#### Exercise instructions:
In the material below, list every line carrying the string "that".

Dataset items

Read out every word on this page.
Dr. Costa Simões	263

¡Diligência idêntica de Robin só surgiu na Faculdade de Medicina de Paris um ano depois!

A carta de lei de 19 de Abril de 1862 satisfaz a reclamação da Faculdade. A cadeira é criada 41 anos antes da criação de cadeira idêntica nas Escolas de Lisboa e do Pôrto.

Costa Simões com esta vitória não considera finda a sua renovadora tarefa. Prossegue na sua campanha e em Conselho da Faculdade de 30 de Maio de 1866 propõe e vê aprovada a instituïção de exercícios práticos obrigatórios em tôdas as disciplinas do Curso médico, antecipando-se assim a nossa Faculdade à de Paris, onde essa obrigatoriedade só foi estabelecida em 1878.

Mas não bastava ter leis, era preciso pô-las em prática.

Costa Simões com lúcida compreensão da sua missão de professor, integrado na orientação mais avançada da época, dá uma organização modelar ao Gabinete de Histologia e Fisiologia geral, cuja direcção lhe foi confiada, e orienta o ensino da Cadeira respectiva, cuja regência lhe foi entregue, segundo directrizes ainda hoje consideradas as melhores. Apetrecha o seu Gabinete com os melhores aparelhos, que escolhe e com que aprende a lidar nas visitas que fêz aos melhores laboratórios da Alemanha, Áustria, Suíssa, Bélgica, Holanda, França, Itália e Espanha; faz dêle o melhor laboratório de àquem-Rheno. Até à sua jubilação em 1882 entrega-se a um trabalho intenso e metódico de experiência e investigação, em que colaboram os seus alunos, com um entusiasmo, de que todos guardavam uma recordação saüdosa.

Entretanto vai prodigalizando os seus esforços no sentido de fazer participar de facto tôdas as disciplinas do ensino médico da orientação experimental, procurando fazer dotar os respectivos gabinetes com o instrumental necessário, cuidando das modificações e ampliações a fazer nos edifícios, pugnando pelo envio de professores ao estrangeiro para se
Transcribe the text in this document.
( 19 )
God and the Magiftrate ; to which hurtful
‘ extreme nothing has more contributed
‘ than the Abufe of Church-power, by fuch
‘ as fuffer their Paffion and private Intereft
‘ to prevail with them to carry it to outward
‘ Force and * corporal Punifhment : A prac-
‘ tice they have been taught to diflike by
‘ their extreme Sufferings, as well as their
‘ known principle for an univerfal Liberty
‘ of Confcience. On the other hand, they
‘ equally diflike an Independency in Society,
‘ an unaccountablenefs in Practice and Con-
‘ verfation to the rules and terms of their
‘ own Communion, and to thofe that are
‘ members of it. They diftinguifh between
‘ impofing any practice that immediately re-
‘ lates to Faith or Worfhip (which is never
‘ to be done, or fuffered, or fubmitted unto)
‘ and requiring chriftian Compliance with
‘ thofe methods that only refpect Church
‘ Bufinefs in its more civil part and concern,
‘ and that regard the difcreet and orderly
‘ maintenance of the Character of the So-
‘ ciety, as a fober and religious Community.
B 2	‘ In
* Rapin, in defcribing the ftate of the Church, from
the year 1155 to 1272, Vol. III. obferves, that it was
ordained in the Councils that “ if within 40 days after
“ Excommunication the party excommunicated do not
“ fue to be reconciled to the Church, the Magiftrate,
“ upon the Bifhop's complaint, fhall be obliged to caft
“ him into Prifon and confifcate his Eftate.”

#### Result of this task:
‘ own Communion, and to thofe that are
‘ impofing any practice that immediately re-
‘ thofe methods that only refpect Church
‘ and that regard the difcreet and orderly
the year 1155 to 1272, Vol. III. obferves, that it was
ordained in the Councils that “ if within 40 days after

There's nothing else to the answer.